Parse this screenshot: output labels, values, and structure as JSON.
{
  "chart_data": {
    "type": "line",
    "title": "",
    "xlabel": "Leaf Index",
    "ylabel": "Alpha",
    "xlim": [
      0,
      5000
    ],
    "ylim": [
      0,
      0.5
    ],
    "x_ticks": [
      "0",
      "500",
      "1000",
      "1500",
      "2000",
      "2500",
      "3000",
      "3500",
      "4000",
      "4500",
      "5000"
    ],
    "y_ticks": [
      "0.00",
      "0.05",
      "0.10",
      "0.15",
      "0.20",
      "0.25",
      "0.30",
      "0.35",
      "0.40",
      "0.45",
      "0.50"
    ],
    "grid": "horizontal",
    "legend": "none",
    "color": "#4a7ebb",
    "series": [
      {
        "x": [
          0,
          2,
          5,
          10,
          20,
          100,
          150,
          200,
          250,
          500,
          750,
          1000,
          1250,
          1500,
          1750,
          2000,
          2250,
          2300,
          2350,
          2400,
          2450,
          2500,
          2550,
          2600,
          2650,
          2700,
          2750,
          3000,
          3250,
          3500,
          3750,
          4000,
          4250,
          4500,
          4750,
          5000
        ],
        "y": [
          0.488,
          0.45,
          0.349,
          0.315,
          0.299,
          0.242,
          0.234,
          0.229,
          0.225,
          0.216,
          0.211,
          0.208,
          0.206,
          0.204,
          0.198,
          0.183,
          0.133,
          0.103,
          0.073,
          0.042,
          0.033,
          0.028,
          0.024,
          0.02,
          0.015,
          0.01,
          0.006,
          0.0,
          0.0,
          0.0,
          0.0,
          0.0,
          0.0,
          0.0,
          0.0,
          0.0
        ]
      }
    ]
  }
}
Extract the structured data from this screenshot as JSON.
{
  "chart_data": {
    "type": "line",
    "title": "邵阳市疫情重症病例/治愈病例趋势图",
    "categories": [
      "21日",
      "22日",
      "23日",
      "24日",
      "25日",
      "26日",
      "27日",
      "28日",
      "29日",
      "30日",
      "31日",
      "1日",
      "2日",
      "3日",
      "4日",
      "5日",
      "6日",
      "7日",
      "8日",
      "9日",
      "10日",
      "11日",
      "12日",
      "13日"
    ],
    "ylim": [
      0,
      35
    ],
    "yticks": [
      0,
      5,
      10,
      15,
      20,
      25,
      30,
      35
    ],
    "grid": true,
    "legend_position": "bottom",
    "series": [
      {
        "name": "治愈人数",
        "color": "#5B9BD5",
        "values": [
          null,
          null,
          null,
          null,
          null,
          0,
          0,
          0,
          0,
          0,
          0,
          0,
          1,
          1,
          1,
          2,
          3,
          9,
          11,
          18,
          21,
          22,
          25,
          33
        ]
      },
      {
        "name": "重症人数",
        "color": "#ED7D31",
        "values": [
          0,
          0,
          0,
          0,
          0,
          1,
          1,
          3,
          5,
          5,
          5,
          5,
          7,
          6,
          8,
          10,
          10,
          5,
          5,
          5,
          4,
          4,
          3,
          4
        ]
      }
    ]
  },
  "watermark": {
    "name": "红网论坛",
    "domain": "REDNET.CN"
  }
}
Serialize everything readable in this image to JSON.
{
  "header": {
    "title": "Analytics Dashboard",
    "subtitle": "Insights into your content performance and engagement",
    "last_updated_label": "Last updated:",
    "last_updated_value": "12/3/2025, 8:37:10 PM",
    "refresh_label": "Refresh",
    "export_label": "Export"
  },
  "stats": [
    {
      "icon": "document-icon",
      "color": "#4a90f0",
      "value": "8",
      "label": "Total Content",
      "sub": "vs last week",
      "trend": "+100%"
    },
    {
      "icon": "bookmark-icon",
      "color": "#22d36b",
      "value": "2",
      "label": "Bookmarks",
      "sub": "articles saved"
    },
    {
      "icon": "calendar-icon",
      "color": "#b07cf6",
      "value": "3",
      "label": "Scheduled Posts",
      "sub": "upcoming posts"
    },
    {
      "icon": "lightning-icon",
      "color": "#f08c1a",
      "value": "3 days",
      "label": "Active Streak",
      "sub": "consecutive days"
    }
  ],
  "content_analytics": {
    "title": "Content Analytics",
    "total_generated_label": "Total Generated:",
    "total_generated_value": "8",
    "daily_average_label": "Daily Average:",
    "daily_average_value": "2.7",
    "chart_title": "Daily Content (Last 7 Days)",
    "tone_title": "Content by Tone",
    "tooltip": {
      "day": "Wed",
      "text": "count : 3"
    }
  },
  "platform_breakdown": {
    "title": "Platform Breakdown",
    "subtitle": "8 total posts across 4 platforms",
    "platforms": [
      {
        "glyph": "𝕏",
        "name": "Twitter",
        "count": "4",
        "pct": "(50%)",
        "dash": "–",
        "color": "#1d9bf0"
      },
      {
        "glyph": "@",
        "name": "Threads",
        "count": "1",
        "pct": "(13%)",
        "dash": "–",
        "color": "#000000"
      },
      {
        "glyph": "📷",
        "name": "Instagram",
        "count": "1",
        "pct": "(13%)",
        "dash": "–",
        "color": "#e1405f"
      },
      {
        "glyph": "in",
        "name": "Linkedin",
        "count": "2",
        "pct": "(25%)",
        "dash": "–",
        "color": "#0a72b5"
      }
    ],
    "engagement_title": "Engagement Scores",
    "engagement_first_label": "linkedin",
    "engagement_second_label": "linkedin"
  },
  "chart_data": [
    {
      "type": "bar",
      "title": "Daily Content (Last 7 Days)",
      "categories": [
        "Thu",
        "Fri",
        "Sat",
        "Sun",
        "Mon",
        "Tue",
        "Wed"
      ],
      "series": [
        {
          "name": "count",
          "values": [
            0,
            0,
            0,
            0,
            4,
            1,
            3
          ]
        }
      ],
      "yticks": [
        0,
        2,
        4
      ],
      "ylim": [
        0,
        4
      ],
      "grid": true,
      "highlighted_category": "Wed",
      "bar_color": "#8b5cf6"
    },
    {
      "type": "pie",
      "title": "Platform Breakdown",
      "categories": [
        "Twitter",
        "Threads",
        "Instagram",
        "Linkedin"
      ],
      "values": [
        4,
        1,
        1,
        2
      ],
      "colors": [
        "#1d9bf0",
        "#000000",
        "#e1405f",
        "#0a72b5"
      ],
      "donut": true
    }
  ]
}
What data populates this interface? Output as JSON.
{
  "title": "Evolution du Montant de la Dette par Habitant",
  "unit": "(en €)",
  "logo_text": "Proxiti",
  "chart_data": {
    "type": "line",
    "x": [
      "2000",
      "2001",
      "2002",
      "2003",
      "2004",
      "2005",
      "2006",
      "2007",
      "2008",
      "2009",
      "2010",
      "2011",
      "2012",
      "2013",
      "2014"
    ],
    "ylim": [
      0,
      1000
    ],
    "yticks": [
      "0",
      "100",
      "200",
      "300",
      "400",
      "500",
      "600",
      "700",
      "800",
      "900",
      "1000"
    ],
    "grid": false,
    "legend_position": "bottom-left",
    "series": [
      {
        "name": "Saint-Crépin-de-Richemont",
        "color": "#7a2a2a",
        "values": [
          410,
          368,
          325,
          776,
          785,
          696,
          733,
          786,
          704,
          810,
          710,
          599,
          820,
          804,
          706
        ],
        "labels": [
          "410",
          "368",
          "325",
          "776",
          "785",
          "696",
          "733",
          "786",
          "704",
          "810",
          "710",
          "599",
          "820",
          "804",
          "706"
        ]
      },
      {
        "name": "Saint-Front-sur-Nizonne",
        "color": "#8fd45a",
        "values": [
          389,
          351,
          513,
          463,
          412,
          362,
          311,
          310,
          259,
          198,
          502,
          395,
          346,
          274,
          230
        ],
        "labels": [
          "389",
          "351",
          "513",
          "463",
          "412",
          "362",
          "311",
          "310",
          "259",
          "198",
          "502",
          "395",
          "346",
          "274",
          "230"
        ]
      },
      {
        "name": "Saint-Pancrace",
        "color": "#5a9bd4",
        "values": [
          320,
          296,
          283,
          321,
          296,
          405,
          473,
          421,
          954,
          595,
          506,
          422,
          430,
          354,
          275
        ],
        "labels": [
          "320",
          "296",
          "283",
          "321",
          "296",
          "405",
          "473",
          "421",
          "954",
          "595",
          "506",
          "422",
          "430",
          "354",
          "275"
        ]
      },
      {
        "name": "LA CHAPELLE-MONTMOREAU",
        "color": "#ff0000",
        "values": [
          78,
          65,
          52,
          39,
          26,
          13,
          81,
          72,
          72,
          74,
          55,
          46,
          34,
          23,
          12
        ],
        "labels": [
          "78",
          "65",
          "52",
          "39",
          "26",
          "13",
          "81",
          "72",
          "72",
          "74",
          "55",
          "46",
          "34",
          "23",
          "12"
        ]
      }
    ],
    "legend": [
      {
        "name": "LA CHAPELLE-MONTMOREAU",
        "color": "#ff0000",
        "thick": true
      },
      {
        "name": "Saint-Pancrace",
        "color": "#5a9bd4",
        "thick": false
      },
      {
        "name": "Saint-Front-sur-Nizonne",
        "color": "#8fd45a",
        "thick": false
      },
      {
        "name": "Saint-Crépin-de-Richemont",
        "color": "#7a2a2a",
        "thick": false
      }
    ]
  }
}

────────────────────────────────────────

Scan the data above and copy every line with "subtitle" in it.

● **The result**
    "subtitle": "Insights into your content performance and engagement",
    "subtitle": "8 total posts across 4 platforms",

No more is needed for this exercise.